● **What you will do**
Show every line of the records below that contains the word "color".

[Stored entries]

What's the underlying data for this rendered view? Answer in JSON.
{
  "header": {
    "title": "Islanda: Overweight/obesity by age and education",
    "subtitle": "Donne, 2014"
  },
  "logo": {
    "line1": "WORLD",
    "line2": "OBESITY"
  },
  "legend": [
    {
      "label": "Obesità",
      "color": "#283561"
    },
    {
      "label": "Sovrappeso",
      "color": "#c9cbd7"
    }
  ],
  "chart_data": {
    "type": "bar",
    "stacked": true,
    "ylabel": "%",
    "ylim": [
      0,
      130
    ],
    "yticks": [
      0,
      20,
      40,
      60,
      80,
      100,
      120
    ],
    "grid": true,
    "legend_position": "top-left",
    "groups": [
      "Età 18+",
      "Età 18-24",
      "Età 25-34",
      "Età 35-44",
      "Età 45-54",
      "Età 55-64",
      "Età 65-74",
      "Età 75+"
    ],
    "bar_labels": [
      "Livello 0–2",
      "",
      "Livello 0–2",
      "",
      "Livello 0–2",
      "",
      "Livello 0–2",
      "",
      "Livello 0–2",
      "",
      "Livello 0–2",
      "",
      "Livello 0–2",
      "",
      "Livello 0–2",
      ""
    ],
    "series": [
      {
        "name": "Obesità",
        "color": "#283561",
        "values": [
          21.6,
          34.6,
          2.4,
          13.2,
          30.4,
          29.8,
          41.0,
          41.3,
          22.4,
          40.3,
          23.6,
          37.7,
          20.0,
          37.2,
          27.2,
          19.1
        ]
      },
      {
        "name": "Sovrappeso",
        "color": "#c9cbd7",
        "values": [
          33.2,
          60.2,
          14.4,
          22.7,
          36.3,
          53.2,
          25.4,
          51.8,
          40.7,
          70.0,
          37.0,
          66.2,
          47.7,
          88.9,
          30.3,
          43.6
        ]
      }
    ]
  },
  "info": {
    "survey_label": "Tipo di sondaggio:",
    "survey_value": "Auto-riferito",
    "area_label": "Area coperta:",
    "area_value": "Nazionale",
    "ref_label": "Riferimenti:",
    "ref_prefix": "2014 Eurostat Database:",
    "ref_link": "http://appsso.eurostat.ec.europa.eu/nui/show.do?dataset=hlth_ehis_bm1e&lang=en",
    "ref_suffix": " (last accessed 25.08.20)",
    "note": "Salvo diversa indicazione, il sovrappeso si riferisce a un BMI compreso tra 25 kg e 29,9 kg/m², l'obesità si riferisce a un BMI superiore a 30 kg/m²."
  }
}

● **Final result**
      "color": "#283561"
      "color": "#c9cbd7"
        "color": "#283561",
        "color": "#c9cbd7",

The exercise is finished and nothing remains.